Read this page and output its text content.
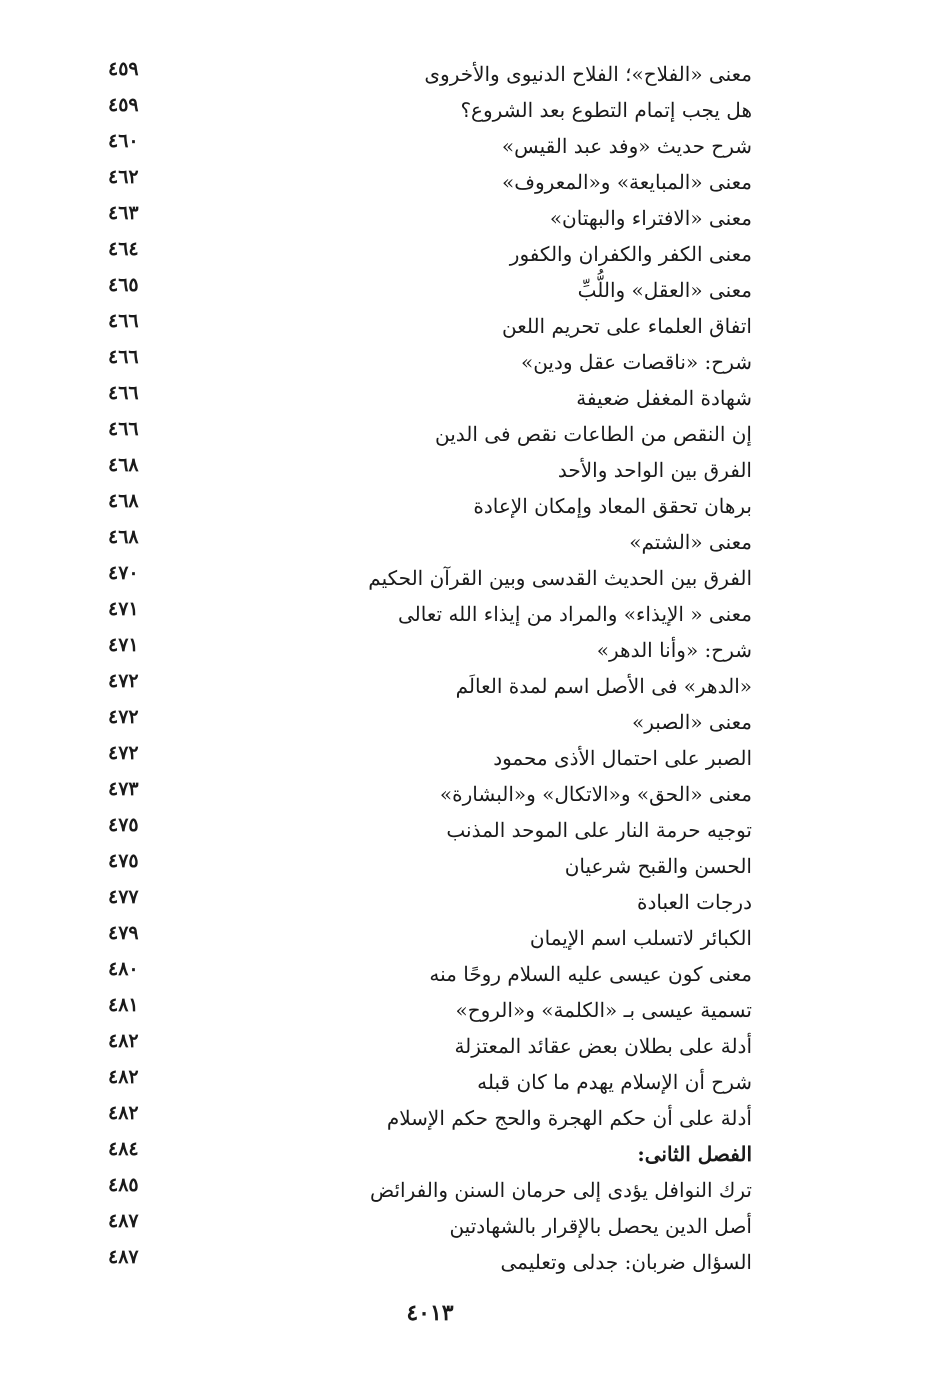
معنى «الفلاح»؛ الفلاح الدنيوى والأخروى
٤٥٩
هل يجب إتمام التطوع بعد الشروع؟
٤٥٩
شرح حديث «وفد عبد القيس»
٤٦٠
معنى «المبايعة» و«المعروف»
٤٦٢
معنى «الافتراء والبهتان»
٤٦٣
معنى الكفر والكفران والكفور
٤٦٤
معنى «العقل» واللُّبِّ
٤٦٥
اتفاق العلماء على تحريم اللعن
٤٦٦
شرح: «ناقصات عقل ودين»
٤٦٦
شهادة المغفل ضعيفة
٤٦٦
إن النقص من الطاعات نقص فى الدين
٤٦٦
الفرق بين الواحد والأحد
٤٦٨
برهان تحقق المعاد وإمكان الإعادة
٤٦٨
معنى «الشتم»
٤٦٨
الفرق بين الحديث القدسى وبين القرآن الحكيم
٤٧٠
معنى « الإيذاء» والمراد من إيذاء الله تعالى
٤٧١
شرح: «وأنا الدهر»
٤٧١
«الدهر» فى الأصل اسم لمدة العالَم
٤٧٢
معنى «الصبر»
٤٧٢
الصبر على احتمال الأذى محمود
٤٧٢
معنى «الحق» و«الاتكال» و«البشارة»
٤٧٣
توجيه حرمة النار على الموحد المذنب
٤٧٥
الحسن والقبح شرعيان
٤٧٥
درجات العبادة
٤٧٧
الكبائر لاتسلب اسم الإيمان
٤٧٩
معنى كون عيسى عليه السلام روحًا منه
٤٨٠
تسمية عيسى بـ «الكلمة» و«الروح»
٤٨١
أدلة على بطلان بعض عقائد المعتزلة
٤٨٢
شرح أن الإسلام يهدم ما كان قبله
٤٨٢
أدلة على أن حكم الهجرة والحج حكم الإسلام
٤٨٢
الفصل الثانى:
٤٨٤
ترك النوافل يؤدى إلى حرمان السنن والفرائض
٤٨٥
أصل الدين يحصل بالإقرار بالشهادتين
٤٨٧
السؤال ضربان: جدلى وتعليمى
٤٨٧
٤٠١٣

━━━━━━━━━━━━━━━━━━━━

Task requirements:
Pictures in the records above are left out; print everything else exactly as written.

Full response:
Read this page and output its text content.
معنى «الفلاح»؛ الفلاح الدنيوى والأخروى
٤٥٩
هل يجب إتمام التطوع بعد الشروع؟
٤٥٩
شرح حديث «وفد عبد القيس»
٤٦٠
معنى «المبايعة» و«المعروف»
٤٦٢
معنى «الافتراء والبهتان»
٤٦٣
معنى الكفر والكفران والكفور
٤٦٤
معنى «العقل» واللُّبِّ
٤٦٥
اتفاق العلماء على تحريم اللعن
٤٦٦
شرح: «ناقصات عقل ودين»
٤٦٦
شهادة المغفل ضعيفة
٤٦٦
إن النقص من الطاعات نقص فى الدين
٤٦٦
الفرق بين الواحد والأحد
٤٦٨
برهان تحقق المعاد وإمكان الإعادة
٤٦٨
معنى «الشتم»
٤٦٨
الفرق بين الحديث القدسى وبين القرآن الحكيم
٤٧٠
معنى « الإيذاء» والمراد من إيذاء الله تعالى
٤٧١
شرح: «وأنا الدهر»
٤٧١
«الدهر» فى الأصل اسم لمدة العالَم
٤٧٢
معنى «الصبر»
٤٧٢
الصبر على احتمال الأذى محمود
٤٧٢
معنى «الحق» و«الاتكال» و«البشارة»
٤٧٣
توجيه حرمة النار على الموحد المذنب
٤٧٥
الحسن والقبح شرعيان
٤٧٥
درجات العبادة
٤٧٧
الكبائر لاتسلب اسم الإيمان
٤٧٩
معنى كون عيسى عليه السلام روحًا منه
٤٨٠
تسمية عيسى بـ «الكلمة» و«الروح»
٤٨١
أدلة على بطلان بعض عقائد المعتزلة
٤٨٢
شرح أن الإسلام يهدم ما كان قبله
٤٨٢
أدلة على أن حكم الهجرة والحج حكم الإسلام
٤٨٢
الفصل الثانى:
٤٨٤
ترك النوافل يؤدى إلى حرمان السنن والفرائض
٤٨٥
أصل الدين يحصل بالإقرار بالشهادتين
٤٨٧
السؤال ضربان: جدلى وتعليمى
٤٨٧
٤٠١٣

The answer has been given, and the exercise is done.